Good examples include George Weah, the soccer legend from Liberia now the President of his country and Imran Khan, the cricketing star from Pakistan, now its Prime Minister.

Notable sports figures have managed, to some extent, to unify their troubled nations. In the process they have shown how powerful a force sport can be.

This salient observation has not escaped Zimbabwe’s newly elected President, Emmerson Mnangagwa.

In a bid to restore and paper over the badly damaged relations between the governing ZANU-PF party and the country’s white community both inside and outside Zimbabwe, Mnangagwa has appointed the former swimming sensation, Kirsty Coventry as Minister of Youth, Sport, Arts and Recreation.

The 35-year-old is a seven time Olympic medallist. She is the only African to break the 1:00 min barrier in the womens 100m backstroke. She also has the highest number of individual Olympic medals of all female swimmers in history.

But Coventry’s appointment is not where Mnangagwa ended. He also reached out to the flamboyant footballer, Bruce Grobbelaar, the former goalkeeper for the Zimbabwean national football team as well as British football club Liverpool whose nickname is “Jungleman”.

§ **DATA LINES**
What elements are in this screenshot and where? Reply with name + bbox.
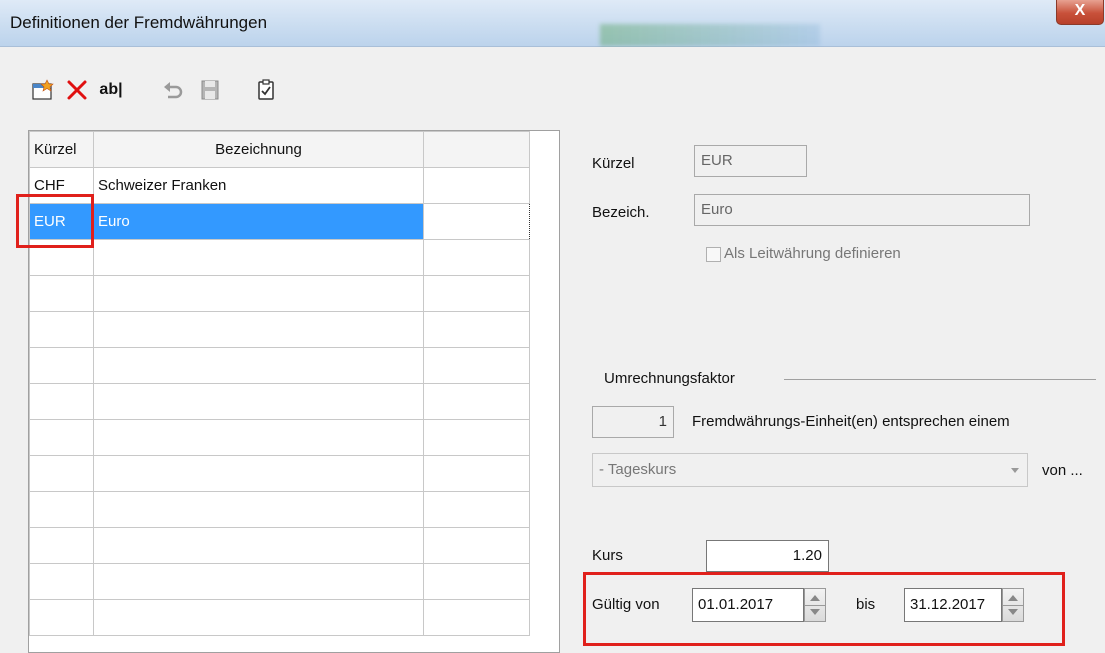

§ **TASK DIRECTIONS**
In the text about sports figures in politics, what post did Emmerson Mnangagwa give Kirsty Coventry?

§ **EXERCISE ANSWER**
Minister of Youth, Sport, Arts and Recreation